● **Entnommener Text**:
+ + +
1) Abbau institutioneller Fehlanreize und Inkonsistenzen

Die verschiedenen Rechtsbereiche (Sozialrecht, Unterhaltsrecht, Steuerrecht, Familienrecht), die die das Leben von Familien und Paaren regeln, weisen Widersprüchlichkeiten auf, die oft erst im Konfliktfall bemerkt werden. Etliche Regelungen haben ihren Ursprung in Lebenswirklichkeiten, die heute nur noch selten anzutreffen sind. Die eaf plädiert sowohl für die Individualbesteuerung als auch für individuelle Rentenbiografien. Unterhaltsverpflichtungen müssen mit entsprechenden Freibeträgen wirksam werden. Pflege- und Betreuungsaufgaben müssen in der Rentenberechnung positiv wirksam werden.

  • Deshalb macht die eaf bestehende Fehlanreize in den jeweiligen Rechtsbereichen deutlich und wirkt auf ihren Abbau hin.

2) Ausbau der Kinderbetreuung und Verbesserung der Rahmenbedingungen für Erwerbstätige mit Pflegeaufgaben

Ab August 2013 gilt der Rechtsanspruch auf einen Bildungs- und Betreuungsplatz für Kinder ab einem Jahr. Die Nachfrage von Eltern ist deutlich höher als der ursprünglich angestrebte Anteil von 30 % Plätzen für einen Jahrgang. Das heißt, der Ausbau von Krippenplätzen muss weiter forciert werden.

Ähnlich wird es sich mit dem Bedarf von wohnortnaher Pflegeinfrastruktur verhalten. Durch den demografischen Wandel wird es in absehbarer Zeit mehr pflegebedürftige Personen geben. Viele Pflegende stehen noch im Berufsleben oder sind ebenfalls hochaltrig, so dass sie bestimmte Aufgaben der Pflege nicht mehr leisten können.
+ + +
● **Ziel der Aufgabe**:
Schreib den Abschnitt aus dem Text zur Familienpolitik von "2) Ausbau der" bis "weiter forciert werden." noch einmal ab und tausche dabei "Krippenplätzen" gegen "Kitaplätzen" aus.
+ + +
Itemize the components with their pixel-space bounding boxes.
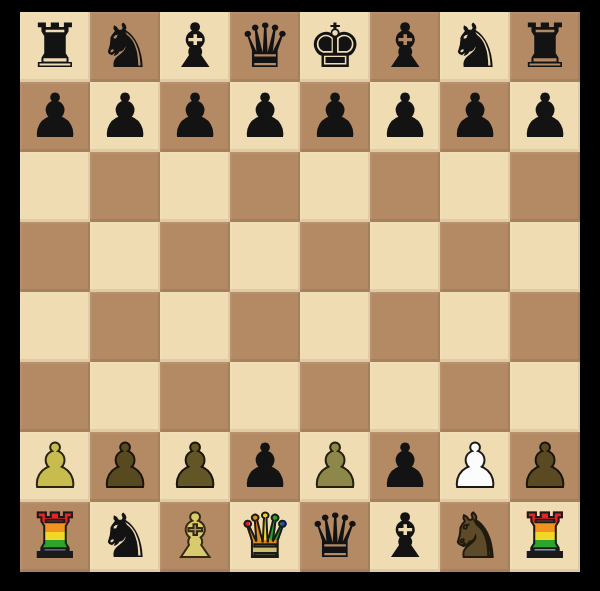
piece-pride-rook-h1[interactable]: ♜ (518, 505, 573, 566)
square-c7[interactable]: ♟ (160, 82, 230, 152)
chess-board: ♜♞♝♛♚♝♞♜♟♟♟♟♟♟♟♟♟♟♟♟♟♟♟♟♜♞♝♛♛♝♞♜ (20, 12, 580, 572)
piece-black-knight-b1[interactable]: ♞ (98, 505, 153, 566)
square-d6[interactable] (230, 152, 300, 222)
square-g8[interactable]: ♞ (440, 12, 510, 82)
square-f8[interactable]: ♝ (370, 12, 440, 82)
square-g7[interactable]: ♟ (440, 82, 510, 152)
square-c5[interactable] (160, 222, 230, 292)
square-b8[interactable]: ♞ (90, 12, 160, 82)
square-b2[interactable]: ♟ (90, 432, 160, 502)
piece-brown-knight-g1[interactable]: ♞ (448, 505, 503, 566)
square-g2[interactable]: ♟ (440, 432, 510, 502)
square-f7[interactable]: ♟ (370, 82, 440, 152)
piece-olive-pawn-e2[interactable]: ♟ (308, 435, 363, 496)
piece-black-pawn-a7[interactable]: ♟ (28, 85, 83, 146)
piece-black-king-e8[interactable]: ♚ (308, 15, 363, 76)
square-h6[interactable] (510, 152, 580, 222)
square-a6[interactable] (20, 152, 90, 222)
square-g6[interactable] (440, 152, 510, 222)
piece-black-queen-d8[interactable]: ♛ (238, 15, 293, 76)
piece-dark-brown-pawn-h2[interactable]: ♟ (518, 435, 573, 496)
square-h7[interactable]: ♟ (510, 82, 580, 152)
square-c2[interactable]: ♟ (160, 432, 230, 502)
square-d7[interactable]: ♟ (230, 82, 300, 152)
square-e4[interactable] (300, 292, 370, 362)
piece-black-bishop-f8[interactable]: ♝ (378, 15, 433, 76)
square-a8[interactable]: ♜ (20, 12, 90, 82)
square-c8[interactable]: ♝ (160, 12, 230, 82)
square-d8[interactable]: ♛ (230, 12, 300, 82)
square-e6[interactable] (300, 152, 370, 222)
square-d3[interactable] (230, 362, 300, 432)
piece-black-knight-b8[interactable]: ♞ (98, 15, 153, 76)
piece-black-pawn-f7[interactable]: ♟ (378, 85, 433, 146)
piece-pride-rook-a1[interactable]: ♜ (28, 505, 83, 566)
square-f2[interactable]: ♟ (370, 432, 440, 502)
square-a3[interactable] (20, 362, 90, 432)
square-c6[interactable] (160, 152, 230, 222)
piece-black-pawn-b7[interactable]: ♟ (98, 85, 153, 146)
square-b7[interactable]: ♟ (90, 82, 160, 152)
square-c1[interactable]: ♝ (160, 502, 230, 572)
square-g4[interactable] (440, 292, 510, 362)
square-e1[interactable]: ♛ (300, 502, 370, 572)
square-a4[interactable] (20, 292, 90, 362)
square-b5[interactable] (90, 222, 160, 292)
square-d2[interactable]: ♟ (230, 432, 300, 502)
piece-black-bishop-f1[interactable]: ♝ (378, 505, 433, 566)
square-e5[interactable] (300, 222, 370, 292)
square-b6[interactable] (90, 152, 160, 222)
piece-black-knight-g8[interactable]: ♞ (448, 15, 503, 76)
square-g5[interactable] (440, 222, 510, 292)
square-b3[interactable] (90, 362, 160, 432)
piece-black-pawn-g7[interactable]: ♟ (448, 85, 503, 146)
square-f5[interactable] (370, 222, 440, 292)
piece-black-bishop-c8[interactable]: ♝ (168, 15, 223, 76)
square-a1[interactable]: ♜ (20, 502, 90, 572)
piece-yellow-pawn-a2[interactable]: ♟ (28, 435, 83, 496)
square-e7[interactable]: ♟ (300, 82, 370, 152)
piece-white-pawn-g2[interactable]: ♟ (448, 435, 503, 496)
square-e8[interactable]: ♚ (300, 12, 370, 82)
square-d4[interactable] (230, 292, 300, 362)
square-e2[interactable]: ♟ (300, 432, 370, 502)
piece-black-pawn-c7[interactable]: ♟ (168, 85, 223, 146)
square-c3[interactable] (160, 362, 230, 432)
square-b1[interactable]: ♞ (90, 502, 160, 572)
square-h8[interactable]: ♜ (510, 12, 580, 82)
square-g1[interactable]: ♞ (440, 502, 510, 572)
piece-khaki-bishop-c1[interactable]: ♝ (168, 505, 223, 566)
square-b4[interactable] (90, 292, 160, 362)
piece-black-rook-h8[interactable]: ♜ (518, 15, 573, 76)
square-d1[interactable]: ♛ (230, 502, 300, 572)
square-f3[interactable] (370, 362, 440, 432)
piece-black-queen-e1[interactable]: ♛ (308, 505, 363, 566)
square-g3[interactable] (440, 362, 510, 432)
square-h3[interactable] (510, 362, 580, 432)
square-a2[interactable]: ♟ (20, 432, 90, 502)
piece-black-pawn-e7[interactable]: ♟ (308, 85, 363, 146)
square-e3[interactable] (300, 362, 370, 432)
piece-black-pawn-h7[interactable]: ♟ (518, 85, 573, 146)
square-a7[interactable]: ♟ (20, 82, 90, 152)
piece-dark-olive2-pawn-c2[interactable]: ♟ (168, 435, 223, 496)
square-h1[interactable]: ♜ (510, 502, 580, 572)
square-d5[interactable] (230, 222, 300, 292)
square-a5[interactable] (20, 222, 90, 292)
square-f4[interactable] (370, 292, 440, 362)
square-h4[interactable] (510, 292, 580, 362)
piece-pride-queen-queen-d1[interactable]: ♛ (238, 505, 293, 566)
square-h2[interactable]: ♟ (510, 432, 580, 502)
piece-black-rook-a8[interactable]: ♜ (28, 15, 83, 76)
square-f1[interactable]: ♝ (370, 502, 440, 572)
square-c4[interactable] (160, 292, 230, 362)
piece-black-pawn-f2[interactable]: ♟ (378, 435, 433, 496)
piece-black-pawn-d7[interactable]: ♟ (238, 85, 293, 146)
piece-dark-olive-pawn-b2[interactable]: ♟ (98, 435, 153, 496)
board-frame: ♜♞♝♛♚♝♞♜♟♟♟♟♟♟♟♟♟♟♟♟♟♟♟♟♜♞♝♛♛♝♞♜ (20, 12, 580, 572)
square-h5[interactable] (510, 222, 580, 292)
square-f6[interactable] (370, 152, 440, 222)
piece-black-pawn-d2[interactable]: ♟ (238, 435, 293, 496)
+ + +
● **Lösung der Aufgabe**:
2) Ausbau der Kinderbetreuung und Verbesserung der Rahmenbedingungen für Erwerbstätige mit Pflegeaufgaben

Ab August 2013 gilt der Rechtsanspruch auf einen Bildungs- und Betreuungsplatz für Kinder ab einem Jahr. Die Nachfrage von Eltern ist deutlich höher als der ursprünglich angestrebte Anteil von 30 % Plätzen für einen Jahrgang. Das heißt, der Ausbau von Kitaplätzen muss weiter forciert werden.